PROVIDED TEXT »
┏━━

Learned counsel submitted that the statement of the 1st accused, which is essentially corroborated by the statement of PW1 and PW2 in the proof of evidence disclose that offences have been committed and the appellant herein in collusion with the other accused persons are sufficiently linked with the commission of the offences. He submitted that this is all that is required for the State to proceed against the appellant. He referred to: Ikomi V. The State (1986) 1 NSCC 730 @ 742 – 746. He submitted that Abacha V. The State (supra) is distinguishable from the facts of this case and therefore inapplicable.
In the case of Abacha V. The State (supra) at 486 E – F, the Supreme Court adopted the definition of “prima facie” as proffered in an Indian case of Singh V. Jitend-dranthen (1931) 1 LR 59 Calc. 274 and quoted with approval in Ajidagba V. Inspector-General of Police (1958) SCNLR 60 thus:
“What is meant by prima facie (case)? It only means that there is ground for proceeding … But a prima facie case is not the same as proof which comes later when the court has to find whether the accused is guilty or not guilty … and “the evidence discloses a prima facie case when it is such that if uncontradicted and if believed it will be sufficient to prove the case against the accused.”

┗━━

GIVEN DATA »
┏━━

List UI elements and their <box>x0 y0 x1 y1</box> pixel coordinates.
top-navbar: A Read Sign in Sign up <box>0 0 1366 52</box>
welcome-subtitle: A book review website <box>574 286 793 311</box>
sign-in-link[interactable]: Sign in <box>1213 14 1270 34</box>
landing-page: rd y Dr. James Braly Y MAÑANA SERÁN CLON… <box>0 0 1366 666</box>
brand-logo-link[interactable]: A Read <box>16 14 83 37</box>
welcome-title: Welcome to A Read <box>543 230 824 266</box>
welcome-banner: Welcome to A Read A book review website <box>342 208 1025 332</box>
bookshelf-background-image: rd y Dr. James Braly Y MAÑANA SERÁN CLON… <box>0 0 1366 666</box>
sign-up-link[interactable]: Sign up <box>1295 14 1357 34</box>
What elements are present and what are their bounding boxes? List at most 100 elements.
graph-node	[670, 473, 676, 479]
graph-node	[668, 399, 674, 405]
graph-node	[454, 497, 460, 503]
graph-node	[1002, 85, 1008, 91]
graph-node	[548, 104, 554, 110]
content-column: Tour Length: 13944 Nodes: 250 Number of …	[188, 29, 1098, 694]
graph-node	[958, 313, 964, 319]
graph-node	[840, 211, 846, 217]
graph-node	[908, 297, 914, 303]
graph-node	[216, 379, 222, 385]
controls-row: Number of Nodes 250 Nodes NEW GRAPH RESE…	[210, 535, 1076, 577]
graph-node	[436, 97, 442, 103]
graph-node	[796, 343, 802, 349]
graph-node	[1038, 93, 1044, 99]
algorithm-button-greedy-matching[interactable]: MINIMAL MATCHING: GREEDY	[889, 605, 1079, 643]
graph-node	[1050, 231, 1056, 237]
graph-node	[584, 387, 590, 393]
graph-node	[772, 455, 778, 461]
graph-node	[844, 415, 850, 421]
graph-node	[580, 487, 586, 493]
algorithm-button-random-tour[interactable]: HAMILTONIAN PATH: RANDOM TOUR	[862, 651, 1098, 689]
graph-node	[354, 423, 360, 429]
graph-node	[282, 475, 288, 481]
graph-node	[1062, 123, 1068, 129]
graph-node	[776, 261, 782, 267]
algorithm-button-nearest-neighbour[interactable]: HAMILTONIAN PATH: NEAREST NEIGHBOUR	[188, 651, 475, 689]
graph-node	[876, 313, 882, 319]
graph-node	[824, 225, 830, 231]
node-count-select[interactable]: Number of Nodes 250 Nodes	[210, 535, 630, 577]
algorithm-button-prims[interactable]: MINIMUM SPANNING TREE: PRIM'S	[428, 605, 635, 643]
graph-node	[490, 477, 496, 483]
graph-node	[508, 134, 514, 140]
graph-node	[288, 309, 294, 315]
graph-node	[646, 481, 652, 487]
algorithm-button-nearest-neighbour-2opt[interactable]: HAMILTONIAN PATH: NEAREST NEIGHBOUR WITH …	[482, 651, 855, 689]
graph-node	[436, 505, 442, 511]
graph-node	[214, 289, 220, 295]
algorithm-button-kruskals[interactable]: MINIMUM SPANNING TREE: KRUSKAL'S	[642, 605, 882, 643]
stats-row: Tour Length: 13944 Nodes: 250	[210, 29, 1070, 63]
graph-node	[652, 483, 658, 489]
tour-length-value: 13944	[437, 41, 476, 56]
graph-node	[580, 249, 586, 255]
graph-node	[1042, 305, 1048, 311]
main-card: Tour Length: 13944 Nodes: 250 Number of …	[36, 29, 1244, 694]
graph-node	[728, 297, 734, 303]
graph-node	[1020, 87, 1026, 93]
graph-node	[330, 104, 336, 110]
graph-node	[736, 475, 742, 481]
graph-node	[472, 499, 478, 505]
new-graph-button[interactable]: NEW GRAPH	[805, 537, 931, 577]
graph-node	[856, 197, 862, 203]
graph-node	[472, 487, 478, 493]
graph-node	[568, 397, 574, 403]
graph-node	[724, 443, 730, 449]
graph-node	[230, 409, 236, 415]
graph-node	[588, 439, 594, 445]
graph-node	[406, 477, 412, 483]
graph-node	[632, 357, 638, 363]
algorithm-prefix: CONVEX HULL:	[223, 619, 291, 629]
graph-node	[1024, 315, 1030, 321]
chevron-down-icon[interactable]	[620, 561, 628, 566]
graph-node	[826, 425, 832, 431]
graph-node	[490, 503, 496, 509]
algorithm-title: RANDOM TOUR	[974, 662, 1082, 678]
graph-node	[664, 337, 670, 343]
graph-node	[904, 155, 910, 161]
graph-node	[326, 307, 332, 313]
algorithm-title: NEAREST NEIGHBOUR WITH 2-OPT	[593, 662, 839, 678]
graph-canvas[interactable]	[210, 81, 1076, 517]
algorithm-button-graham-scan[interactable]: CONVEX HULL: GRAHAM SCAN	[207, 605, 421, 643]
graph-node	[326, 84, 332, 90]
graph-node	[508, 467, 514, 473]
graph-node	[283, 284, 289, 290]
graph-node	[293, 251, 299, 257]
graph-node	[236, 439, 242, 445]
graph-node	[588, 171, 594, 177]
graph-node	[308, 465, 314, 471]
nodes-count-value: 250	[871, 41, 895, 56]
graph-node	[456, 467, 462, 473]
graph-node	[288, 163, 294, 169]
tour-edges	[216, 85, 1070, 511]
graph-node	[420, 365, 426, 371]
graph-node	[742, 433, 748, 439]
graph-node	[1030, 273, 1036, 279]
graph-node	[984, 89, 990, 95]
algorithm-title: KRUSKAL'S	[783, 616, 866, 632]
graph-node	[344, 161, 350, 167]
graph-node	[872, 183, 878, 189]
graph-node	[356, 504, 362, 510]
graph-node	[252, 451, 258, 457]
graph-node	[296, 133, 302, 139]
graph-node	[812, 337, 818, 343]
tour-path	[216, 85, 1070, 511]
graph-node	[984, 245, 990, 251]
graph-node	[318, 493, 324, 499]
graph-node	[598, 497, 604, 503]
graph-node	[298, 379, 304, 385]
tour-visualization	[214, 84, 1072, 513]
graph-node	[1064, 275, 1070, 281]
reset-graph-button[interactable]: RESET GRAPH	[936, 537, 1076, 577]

┗━━

ACTIONS TO TAKE »
(A) Switch "welcome-banner" to "hero-banner" in the listing, covering everything from its start down to the line containing "sign-up-link[interactable]: Sign up", and give only those lines back with nothing else altered.
(B) Proceed with the passage on the prima facie standard, continuing it from the point where it stops.

PER-TASK ANSWERS »
(A)
List UI elements and their <box>x0 y0 x1 y1</box> pixel coordinates.
top-navbar: A Read Sign in Sign up <box>0 0 1366 52</box>
welcome-subtitle: A book review website <box>574 286 793 311</box>
sign-in-link[interactable]: Sign in <box>1213 14 1270 34</box>
landing-page: rd y Dr. James Braly Y MAÑANA SERÁN CLON… <box>0 0 1366 666</box>
brand-logo-link[interactable]: A Read <box>16 14 83 37</box>
welcome-title: Welcome to A Read <box>543 230 824 266</box>
hero-banner: Welcome to A Read A book review website <box>342 208 1025 332</box>
bookshelf-background-image: rd y Dr. James Braly Y MAÑANA SERÁN CLON… <box>0 0 1366 666</box>
sign-up-link[interactable]: Sign up <box>1295 14 1357 34</box>

(B)
It was held in Abacha’s case (supra) at 496 – 497 G – D that in order to determine whether a prima facie case has been made out against an accused to warrant his being put on trial, the entire proofs of evidence i.e. statements from relevant persons and perhaps also the suspect must be read and considered. In that case it was held that there was nothing in the proofs of evidence that linked the appellant to the crimes on the indictment other than suspicion. It was on this ground that the appeal was upheld and the information was quashed.
In the case of Ikomi V. The State (1986) 1 NSCC 730 @ 742 – 743, Nnamani, JSC held thus:
“Once there are circumstances from which it an be justly inferred that an accused person could have committed the offence, he should be put on his trial. Whether there are other co-existing circumstances, which would weaken the inference or whether the evidence leads irresistibly to accused person’s guilt can only be determined at the trial.” (Emphasis mine)
Earlier in this judgment, I reproduced some aspects of the statements of witnesses as contained in the proofs of evidence before the court below. The learned trial Judge in his ruling painstakingly examined the proofs of evidence before him and extracted therefrom aspects, which in his view link the appellant and his co-accused to the commission of the offences with which he is charged. I have reproduced below some of the statements in the proofs of evidence in slightly more detail than the learned trial Judge in order to put the facts in a clearer context.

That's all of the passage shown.